-- PROBLEM DESCRIPTION --
Each line should be copied exactly.

Records from a data collection:
%%
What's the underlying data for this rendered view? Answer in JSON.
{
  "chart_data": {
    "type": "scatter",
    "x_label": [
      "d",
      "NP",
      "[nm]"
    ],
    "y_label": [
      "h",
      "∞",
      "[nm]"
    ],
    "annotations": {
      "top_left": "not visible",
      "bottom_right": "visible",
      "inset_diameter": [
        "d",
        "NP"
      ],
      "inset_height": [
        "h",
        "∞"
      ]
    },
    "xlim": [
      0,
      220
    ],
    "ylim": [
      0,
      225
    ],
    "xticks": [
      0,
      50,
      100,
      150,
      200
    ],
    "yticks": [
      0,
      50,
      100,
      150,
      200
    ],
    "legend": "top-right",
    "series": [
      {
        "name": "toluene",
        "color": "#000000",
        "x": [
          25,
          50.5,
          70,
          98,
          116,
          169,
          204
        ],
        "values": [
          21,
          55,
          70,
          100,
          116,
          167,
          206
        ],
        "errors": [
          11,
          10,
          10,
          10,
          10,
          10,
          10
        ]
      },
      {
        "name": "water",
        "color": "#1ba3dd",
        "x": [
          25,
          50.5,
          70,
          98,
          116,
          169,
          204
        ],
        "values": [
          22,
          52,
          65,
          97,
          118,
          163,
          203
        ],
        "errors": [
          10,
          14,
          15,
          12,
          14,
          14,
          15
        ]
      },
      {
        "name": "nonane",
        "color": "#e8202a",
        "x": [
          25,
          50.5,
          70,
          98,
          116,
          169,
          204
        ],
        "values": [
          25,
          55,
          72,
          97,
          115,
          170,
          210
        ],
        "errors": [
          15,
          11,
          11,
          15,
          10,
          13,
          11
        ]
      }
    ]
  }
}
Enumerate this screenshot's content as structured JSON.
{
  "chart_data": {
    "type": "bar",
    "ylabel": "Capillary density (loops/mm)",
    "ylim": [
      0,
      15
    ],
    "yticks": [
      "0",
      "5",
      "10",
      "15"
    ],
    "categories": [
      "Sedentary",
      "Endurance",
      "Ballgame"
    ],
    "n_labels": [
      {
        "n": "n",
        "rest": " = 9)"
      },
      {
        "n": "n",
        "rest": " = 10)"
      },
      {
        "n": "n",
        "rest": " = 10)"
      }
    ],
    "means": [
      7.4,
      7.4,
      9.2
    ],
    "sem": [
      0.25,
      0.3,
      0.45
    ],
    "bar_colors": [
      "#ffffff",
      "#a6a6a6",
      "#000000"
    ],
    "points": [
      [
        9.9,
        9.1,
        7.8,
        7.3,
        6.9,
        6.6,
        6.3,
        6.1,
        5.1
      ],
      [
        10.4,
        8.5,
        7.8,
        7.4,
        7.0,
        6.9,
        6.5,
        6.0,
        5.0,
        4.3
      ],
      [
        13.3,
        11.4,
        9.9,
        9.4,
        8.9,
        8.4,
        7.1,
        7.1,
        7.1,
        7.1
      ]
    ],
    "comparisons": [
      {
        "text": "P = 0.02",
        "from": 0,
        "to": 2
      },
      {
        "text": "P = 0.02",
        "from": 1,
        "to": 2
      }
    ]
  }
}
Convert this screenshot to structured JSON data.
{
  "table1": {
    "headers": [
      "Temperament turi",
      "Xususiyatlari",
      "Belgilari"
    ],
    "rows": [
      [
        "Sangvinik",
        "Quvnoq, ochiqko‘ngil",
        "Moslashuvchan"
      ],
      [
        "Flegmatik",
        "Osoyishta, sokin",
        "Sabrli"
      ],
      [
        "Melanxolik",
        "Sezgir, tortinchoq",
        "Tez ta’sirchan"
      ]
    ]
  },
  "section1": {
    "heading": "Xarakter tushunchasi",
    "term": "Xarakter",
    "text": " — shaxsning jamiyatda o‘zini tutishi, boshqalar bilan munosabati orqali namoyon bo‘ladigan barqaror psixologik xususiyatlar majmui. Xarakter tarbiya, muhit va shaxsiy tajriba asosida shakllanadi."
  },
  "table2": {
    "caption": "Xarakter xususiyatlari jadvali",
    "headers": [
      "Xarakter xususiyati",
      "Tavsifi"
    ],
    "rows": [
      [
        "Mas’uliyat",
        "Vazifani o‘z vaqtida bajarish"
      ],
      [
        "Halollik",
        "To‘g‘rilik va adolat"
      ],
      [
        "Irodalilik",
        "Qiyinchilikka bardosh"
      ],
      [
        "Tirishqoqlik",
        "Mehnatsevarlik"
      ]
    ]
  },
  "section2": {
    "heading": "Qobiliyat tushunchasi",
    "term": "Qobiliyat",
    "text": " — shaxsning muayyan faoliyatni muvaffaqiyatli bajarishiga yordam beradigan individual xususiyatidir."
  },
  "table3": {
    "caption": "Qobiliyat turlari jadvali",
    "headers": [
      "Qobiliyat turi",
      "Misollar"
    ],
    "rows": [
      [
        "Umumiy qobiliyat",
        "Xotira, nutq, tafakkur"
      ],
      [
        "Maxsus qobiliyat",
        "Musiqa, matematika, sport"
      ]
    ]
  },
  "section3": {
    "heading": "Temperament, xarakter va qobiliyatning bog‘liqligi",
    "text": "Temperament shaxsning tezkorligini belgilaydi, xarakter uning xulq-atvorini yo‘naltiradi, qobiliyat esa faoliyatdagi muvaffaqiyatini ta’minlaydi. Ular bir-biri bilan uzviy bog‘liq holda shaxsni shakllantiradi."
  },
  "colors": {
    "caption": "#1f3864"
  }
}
%%
-- ANSWER TO THIS PROBLEM --
What's the underlying data for this rendered view? Answer in JSON.
{
  "chart_data": {
    "type": "scatter",
    "x_label": [
      "d",
      "NP",
      "[nm]"
    ],
    "y_label": [
      "h",
      "∞",
      "[nm]"
    ],
    "annotations": {
      "top_left": "not visible",
      "bottom_right": "visible",
      "inset_diameter": [
        "d",
        "NP"
      ],
      "inset_height": [
        "h",
        "∞"
      ]
    },
    "xlim": [
      0,
      220
    ],
    "ylim": [
      0,
      225
    ],
    "xticks": [
      0,
      50,
      100,
      150,
      200
    ],
    "yticks": [
      0,
      50,
      100,
      150,
      200
    ],
    "legend": "top-right",
    "series": [
      {
        "name": "toluene",
        "color": "#000000",
        "x": [
          25,
          50.5,
          70,
          98,
          116,
          169,
          204
        ],
        "values": [
          21,
          55,
          70,
          100,
          116,
          167,
          206
        ],
        "errors": [
          11,
          10,
          10,
          10,
          10,
          10,
          10
        ]
      },
      {
        "name": "water",
        "color": "#1ba3dd",
        "x": [
          25,
          50.5,
          70,
          98,
          116,
          169,
          204
        ],
        "values": [
          22,
          52,
          65,
          97,
          118,
          163,
          203
        ],
        "errors": [
          10,
          14,
          15,
          12,
          14,
          14,
          15
        ]
      },
      {
        "name": "nonane",
        "color": "#e8202a",
        "x": [
          25,
          50.5,
          70,
          98,
          116,
          169,
          204
        ],
        "values": [
          25,
          55,
          72,
          97,
          115,
          170,
          210
        ],
        "errors": [
          15,
          11,
          11,
          15,
          10,
          13,
          11
        ]
      }
    ]
  }
}
Enumerate this screenshot's content as structured JSON.
{
  "chart_data": {
    "type": "bar",
    "ylabel": "Capillary density (loops/mm)",
    "ylim": [
      0,
      15
    ],
    "yticks": [
      "0",
      "5",
      "10",
      "15"
    ],
    "categories": [
      "Sedentary",
      "Endurance",
      "Ballgame"
    ],
    "n_labels": [
      {
        "n": "n",
        "rest": " = 9)"
      },
      {
        "n": "n",
        "rest": " = 10)"
      },
      {
        "n": "n",
        "rest": " = 10)"
      }
    ],
    "means": [
      7.4,
      7.4,
      9.2
    ],
    "sem": [
      0.25,
      0.3,
      0.45
    ],
    "bar_colors": [
      "#ffffff",
      "#a6a6a6",
      "#000000"
    ],
    "points": [
      [
        9.9,
        9.1,
        7.8,
        7.3,
        6.9,
        6.6,
        6.3,
        6.1,
        5.1
      ],
      [
        10.4,
        8.5,
        7.8,
        7.4,
        7.0,
        6.9,
        6.5,
        6.0,
        5.0,
        4.3
      ],
      [
        13.3,
        11.4,
        9.9,
        9.4,
        8.9,
        8.4,
        7.1,
        7.1,
        7.1,
        7.1
      ]
    ],
    "comparisons": [
      {
        "text": "P = 0.02",
        "from": 0,
        "to": 2
      },
      {
        "text": "P = 0.02",
        "from": 1,
        "to": 2
      }
    ]
  }
}
Convert this screenshot to structured JSON data.
{
  "table1": {
    "headers": [
      "Temperament turi",
      "Xususiyatlari",
      "Belgilari"
    ],
    "rows": [
      [
        "Sangvinik",
        "Quvnoq, ochiqko‘ngil",
        "Moslashuvchan"
      ],
      [
        "Flegmatik",
        "Osoyishta, sokin",
        "Sabrli"
      ],
      [
        "Melanxolik",
        "Sezgir, tortinchoq",
        "Tez ta’sirchan"
      ]
    ]
  },
  "section1": {
    "heading": "Xarakter tushunchasi",
    "term": "Xarakter",
    "text": " — shaxsning jamiyatda o‘zini tutishi, boshqalar bilan munosabati orqali namoyon bo‘ladigan barqaror psixologik xususiyatlar majmui. Xarakter tarbiya, muhit va shaxsiy tajriba asosida shakllanadi."
  },
  "table2": {
    "caption": "Xarakter xususiyatlari jadvali",
    "headers": [
      "Xarakter xususiyati",
      "Tavsifi"
    ],
    "rows": [
      [
        "Mas’uliyat",
        "Vazifani o‘z vaqtida bajarish"
      ],
      [
        "Halollik",
        "To‘g‘rilik va adolat"
      ],
      [
        "Irodalilik",
        "Qiyinchilikka bardosh"
      ],
      [
        "Tirishqoqlik",
        "Mehnatsevarlik"
      ]
    ]
  },
  "section2": {
    "heading": "Qobiliyat tushunchasi",
    "term": "Qobiliyat",
    "text": " — shaxsning muayyan faoliyatni muvaffaqiyatli bajarishiga yordam beradigan individual xususiyatidir."
  },
  "table3": {
    "caption": "Qobiliyat turlari jadvali",
    "headers": [
      "Qobiliyat turi",
      "Misollar"
    ],
    "rows": [
      [
        "Umumiy qobiliyat",
        "Xotira, nutq, tafakkur"
      ],
      [
        "Maxsus qobiliyat",
        "Musiqa, matematika, sport"
      ]
    ]
  },
  "section3": {
    "heading": "Temperament, xarakter va qobiliyatning bog‘liqligi",
    "text": "Temperament shaxsning tezkorligini belgilaydi, xarakter uning xulq-atvorini yo‘naltiradi, qobiliyat esa faoliyatdagi muvaffaqiyatini ta’minlaydi. Ular bir-biri bilan uzviy bog‘liq holda shaxsni shakllantiradi."
  },
  "colors": {
    "caption": "#1f3864"
  }
}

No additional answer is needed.